> _What the exercise asks_
Lines containing the string "Israfil" are to be collected in full.

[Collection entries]
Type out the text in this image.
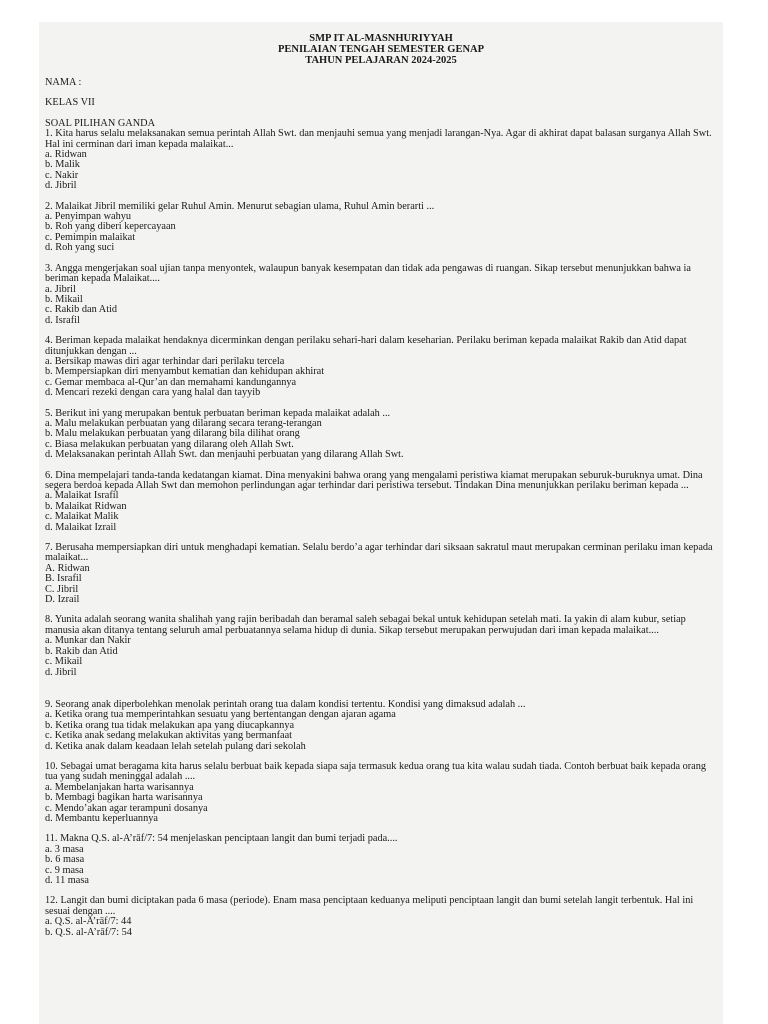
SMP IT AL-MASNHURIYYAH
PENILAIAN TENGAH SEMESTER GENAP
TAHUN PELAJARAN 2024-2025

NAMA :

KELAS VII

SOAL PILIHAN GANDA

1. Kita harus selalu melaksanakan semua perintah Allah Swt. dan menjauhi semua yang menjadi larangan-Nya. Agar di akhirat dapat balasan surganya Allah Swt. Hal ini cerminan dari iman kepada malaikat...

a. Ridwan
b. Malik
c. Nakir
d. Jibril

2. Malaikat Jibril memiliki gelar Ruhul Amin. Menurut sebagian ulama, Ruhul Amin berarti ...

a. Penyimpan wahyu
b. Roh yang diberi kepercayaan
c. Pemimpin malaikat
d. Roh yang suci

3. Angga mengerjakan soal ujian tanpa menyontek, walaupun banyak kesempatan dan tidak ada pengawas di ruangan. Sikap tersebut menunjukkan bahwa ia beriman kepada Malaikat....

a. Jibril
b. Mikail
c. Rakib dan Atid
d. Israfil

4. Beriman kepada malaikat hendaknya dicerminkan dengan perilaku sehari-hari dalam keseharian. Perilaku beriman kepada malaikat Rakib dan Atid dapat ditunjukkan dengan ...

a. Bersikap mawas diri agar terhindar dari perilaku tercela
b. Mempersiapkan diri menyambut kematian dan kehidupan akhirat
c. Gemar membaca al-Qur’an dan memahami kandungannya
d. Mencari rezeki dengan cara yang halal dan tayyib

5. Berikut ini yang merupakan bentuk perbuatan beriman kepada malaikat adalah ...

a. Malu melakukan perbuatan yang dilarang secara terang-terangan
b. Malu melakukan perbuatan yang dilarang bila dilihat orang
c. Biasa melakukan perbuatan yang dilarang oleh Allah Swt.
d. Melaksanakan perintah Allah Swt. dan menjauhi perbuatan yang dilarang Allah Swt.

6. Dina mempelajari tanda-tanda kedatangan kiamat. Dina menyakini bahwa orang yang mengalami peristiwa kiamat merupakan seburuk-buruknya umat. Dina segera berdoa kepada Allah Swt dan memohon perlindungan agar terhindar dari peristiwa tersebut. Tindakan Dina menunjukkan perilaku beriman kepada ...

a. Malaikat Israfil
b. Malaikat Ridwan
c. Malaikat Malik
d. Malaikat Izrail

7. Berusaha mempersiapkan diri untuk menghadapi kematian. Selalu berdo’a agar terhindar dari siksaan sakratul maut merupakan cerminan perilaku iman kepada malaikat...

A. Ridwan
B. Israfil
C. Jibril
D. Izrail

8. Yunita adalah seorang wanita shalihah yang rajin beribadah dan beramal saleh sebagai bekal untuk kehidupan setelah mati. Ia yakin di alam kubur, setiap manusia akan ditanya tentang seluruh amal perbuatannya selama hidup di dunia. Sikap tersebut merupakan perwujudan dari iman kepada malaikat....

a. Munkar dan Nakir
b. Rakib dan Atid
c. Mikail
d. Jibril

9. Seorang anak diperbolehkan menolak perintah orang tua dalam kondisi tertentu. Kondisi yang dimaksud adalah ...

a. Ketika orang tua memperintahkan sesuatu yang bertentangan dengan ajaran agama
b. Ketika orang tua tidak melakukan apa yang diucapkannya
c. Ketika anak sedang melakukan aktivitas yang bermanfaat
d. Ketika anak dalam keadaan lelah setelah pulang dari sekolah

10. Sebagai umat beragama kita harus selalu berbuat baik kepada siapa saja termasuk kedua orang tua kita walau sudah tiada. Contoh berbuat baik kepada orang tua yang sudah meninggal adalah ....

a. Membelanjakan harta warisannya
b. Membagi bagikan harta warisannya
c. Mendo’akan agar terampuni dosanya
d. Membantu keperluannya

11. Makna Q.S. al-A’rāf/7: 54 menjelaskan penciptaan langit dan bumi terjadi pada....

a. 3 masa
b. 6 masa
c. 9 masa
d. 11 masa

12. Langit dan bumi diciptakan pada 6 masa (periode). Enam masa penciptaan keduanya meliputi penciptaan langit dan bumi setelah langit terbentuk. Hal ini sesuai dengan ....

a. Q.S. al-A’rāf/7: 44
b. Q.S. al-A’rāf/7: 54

...

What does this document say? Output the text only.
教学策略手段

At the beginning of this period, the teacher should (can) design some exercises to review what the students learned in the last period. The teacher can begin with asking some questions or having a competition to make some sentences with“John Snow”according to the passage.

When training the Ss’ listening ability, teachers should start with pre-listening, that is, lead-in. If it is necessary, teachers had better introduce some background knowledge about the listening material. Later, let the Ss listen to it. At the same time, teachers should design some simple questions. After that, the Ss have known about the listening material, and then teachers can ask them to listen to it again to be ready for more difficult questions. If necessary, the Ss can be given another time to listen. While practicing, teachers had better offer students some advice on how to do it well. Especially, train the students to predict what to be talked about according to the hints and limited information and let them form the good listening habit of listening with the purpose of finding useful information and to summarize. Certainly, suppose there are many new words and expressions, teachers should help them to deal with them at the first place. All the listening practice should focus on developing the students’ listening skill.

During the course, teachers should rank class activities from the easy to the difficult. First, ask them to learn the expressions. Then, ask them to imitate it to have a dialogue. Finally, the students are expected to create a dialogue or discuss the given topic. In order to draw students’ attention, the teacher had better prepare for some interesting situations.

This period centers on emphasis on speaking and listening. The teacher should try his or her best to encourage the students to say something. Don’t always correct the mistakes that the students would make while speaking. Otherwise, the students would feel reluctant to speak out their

> _Exercise answer_
d. Israfil
a. Malaikat Israfil
B. Israfil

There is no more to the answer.